Aim: Write the material out again, line by line, exactly as it is.

Entries taken from a collection:
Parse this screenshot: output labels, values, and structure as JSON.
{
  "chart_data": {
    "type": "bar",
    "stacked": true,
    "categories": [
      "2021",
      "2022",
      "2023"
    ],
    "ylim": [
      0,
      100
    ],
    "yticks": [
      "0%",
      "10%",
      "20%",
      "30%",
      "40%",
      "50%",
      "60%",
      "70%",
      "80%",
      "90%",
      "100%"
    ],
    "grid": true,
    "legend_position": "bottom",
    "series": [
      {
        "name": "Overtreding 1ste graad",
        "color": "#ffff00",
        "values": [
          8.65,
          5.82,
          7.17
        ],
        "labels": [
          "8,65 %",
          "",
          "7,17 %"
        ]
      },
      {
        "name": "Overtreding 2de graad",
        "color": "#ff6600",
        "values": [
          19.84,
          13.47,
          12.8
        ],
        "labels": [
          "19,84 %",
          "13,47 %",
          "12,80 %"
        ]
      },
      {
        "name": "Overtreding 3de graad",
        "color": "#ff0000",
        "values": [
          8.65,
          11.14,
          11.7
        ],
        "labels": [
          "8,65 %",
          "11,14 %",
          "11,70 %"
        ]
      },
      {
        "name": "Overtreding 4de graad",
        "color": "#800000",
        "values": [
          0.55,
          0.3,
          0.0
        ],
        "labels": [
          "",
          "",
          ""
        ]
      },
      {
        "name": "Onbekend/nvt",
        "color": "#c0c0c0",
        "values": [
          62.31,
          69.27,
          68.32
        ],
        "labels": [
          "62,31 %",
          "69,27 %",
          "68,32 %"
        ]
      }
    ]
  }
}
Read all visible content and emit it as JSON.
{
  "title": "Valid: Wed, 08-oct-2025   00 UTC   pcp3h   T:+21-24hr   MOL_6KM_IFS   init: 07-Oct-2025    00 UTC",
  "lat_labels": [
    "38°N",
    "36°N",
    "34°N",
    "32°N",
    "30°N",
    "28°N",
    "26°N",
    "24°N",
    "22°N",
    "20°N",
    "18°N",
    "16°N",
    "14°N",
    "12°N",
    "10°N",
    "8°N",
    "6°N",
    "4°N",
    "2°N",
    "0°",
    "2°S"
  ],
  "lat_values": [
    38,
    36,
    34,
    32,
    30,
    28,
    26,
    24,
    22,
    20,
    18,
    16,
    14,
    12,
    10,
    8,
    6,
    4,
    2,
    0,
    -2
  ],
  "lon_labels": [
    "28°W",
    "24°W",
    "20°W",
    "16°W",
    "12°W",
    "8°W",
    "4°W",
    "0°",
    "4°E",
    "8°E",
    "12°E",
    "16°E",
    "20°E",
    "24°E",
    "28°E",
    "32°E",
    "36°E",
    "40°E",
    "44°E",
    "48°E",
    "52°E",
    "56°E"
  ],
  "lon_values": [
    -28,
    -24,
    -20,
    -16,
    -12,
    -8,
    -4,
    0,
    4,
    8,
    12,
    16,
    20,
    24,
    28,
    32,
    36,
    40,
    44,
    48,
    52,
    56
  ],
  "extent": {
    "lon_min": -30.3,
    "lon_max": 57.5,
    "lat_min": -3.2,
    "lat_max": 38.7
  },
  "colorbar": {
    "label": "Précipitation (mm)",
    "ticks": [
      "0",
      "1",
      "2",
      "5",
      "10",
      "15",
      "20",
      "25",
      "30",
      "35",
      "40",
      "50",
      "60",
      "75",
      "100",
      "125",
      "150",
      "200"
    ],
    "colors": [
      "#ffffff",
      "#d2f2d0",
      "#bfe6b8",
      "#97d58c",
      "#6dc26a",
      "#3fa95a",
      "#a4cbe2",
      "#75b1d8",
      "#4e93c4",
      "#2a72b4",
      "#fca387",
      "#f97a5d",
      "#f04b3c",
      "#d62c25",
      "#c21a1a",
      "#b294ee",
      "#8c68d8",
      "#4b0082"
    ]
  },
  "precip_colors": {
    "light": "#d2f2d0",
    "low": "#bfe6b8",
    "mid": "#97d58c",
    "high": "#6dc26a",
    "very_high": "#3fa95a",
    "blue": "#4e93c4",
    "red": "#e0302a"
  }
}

Written response:
Parse this screenshot: output labels, values, and structure as JSON.
{
  "chart_data": {
    "type": "bar",
    "stacked": true,
    "categories": [
      "2021",
      "2022",
      "2023"
    ],
    "ylim": [
      0,
      100
    ],
    "yticks": [
      "0%",
      "10%",
      "20%",
      "30%",
      "40%",
      "50%",
      "60%",
      "70%",
      "80%",
      "90%",
      "100%"
    ],
    "grid": true,
    "legend_position": "bottom",
    "series": [
      {
        "name": "Overtreding 1ste graad",
        "color": "#ffff00",
        "values": [
          8.65,
          5.82,
          7.17
        ],
        "labels": [
          "8,65 %",
          "",
          "7,17 %"
        ]
      },
      {
        "name": "Overtreding 2de graad",
        "color": "#ff6600",
        "values": [
          19.84,
          13.47,
          12.8
        ],
        "labels": [
          "19,84 %",
          "13,47 %",
          "12,80 %"
        ]
      },
      {
        "name": "Overtreding 3de graad",
        "color": "#ff0000",
        "values": [
          8.65,
          11.14,
          11.7
        ],
        "labels": [
          "8,65 %",
          "11,14 %",
          "11,70 %"
        ]
      },
      {
        "name": "Overtreding 4de graad",
        "color": "#800000",
        "values": [
          0.55,
          0.3,
          0.0
        ],
        "labels": [
          "",
          "",
          ""
        ]
      },
      {
        "name": "Onbekend/nvt",
        "color": "#c0c0c0",
        "values": [
          62.31,
          69.27,
          68.32
        ],
        "labels": [
          "62,31 %",
          "69,27 %",
          "68,32 %"
        ]
      }
    ]
  }
}
Read all visible content and emit it as JSON.
{
  "title": "Valid: Wed, 08-oct-2025   00 UTC   pcp3h   T:+21-24hr   MOL_6KM_IFS   init: 07-Oct-2025    00 UTC",
  "lat_labels": [
    "38°N",
    "36°N",
    "34°N",
    "32°N",
    "30°N",
    "28°N",
    "26°N",
    "24°N",
    "22°N",
    "20°N",
    "18°N",
    "16°N",
    "14°N",
    "12°N",
    "10°N",
    "8°N",
    "6°N",
    "4°N",
    "2°N",
    "0°",
    "2°S"
  ],
  "lat_values": [
    38,
    36,
    34,
    32,
    30,
    28,
    26,
    24,
    22,
    20,
    18,
    16,
    14,
    12,
    10,
    8,
    6,
    4,
    2,
    0,
    -2
  ],
  "lon_labels": [
    "28°W",
    "24°W",
    "20°W",
    "16°W",
    "12°W",
    "8°W",
    "4°W",
    "0°",
    "4°E",
    "8°E",
    "12°E",
    "16°E",
    "20°E",
    "24°E",
    "28°E",
    "32°E",
    "36°E",
    "40°E",
    "44°E",
    "48°E",
    "52°E",
    "56°E"
  ],
  "lon_values": [
    -28,
    -24,
    -20,
    -16,
    -12,
    -8,
    -4,
    0,
    4,
    8,
    12,
    16,
    20,
    24,
    28,
    32,
    36,
    40,
    44,
    48,
    52,
    56
  ],
  "extent": {
    "lon_min": -30.3,
    "lon_max": 57.5,
    "lat_min": -3.2,
    "lat_max": 38.7
  },
  "colorbar": {
    "label": "Précipitation (mm)",
    "ticks": [
      "0",
      "1",
      "2",
      "5",
      "10",
      "15",
      "20",
      "25",
      "30",
      "35",
      "40",
      "50",
      "60",
      "75",
      "100",
      "125",
      "150",
      "200"
    ],
    "colors": [
      "#ffffff",
      "#d2f2d0",
      "#bfe6b8",
      "#97d58c",
      "#6dc26a",
      "#3fa95a",
      "#a4cbe2",
      "#75b1d8",
      "#4e93c4",
      "#2a72b4",
      "#fca387",
      "#f97a5d",
      "#f04b3c",
      "#d62c25",
      "#c21a1a",
      "#b294ee",
      "#8c68d8",
      "#4b0082"
    ]
  },
  "precip_colors": {
    "light": "#d2f2d0",
    "low": "#bfe6b8",
    "mid": "#97d58c",
    "high": "#6dc26a",
    "very_high": "#3fa95a",
    "blue": "#4e93c4",
    "red": "#e0302a"
  }
}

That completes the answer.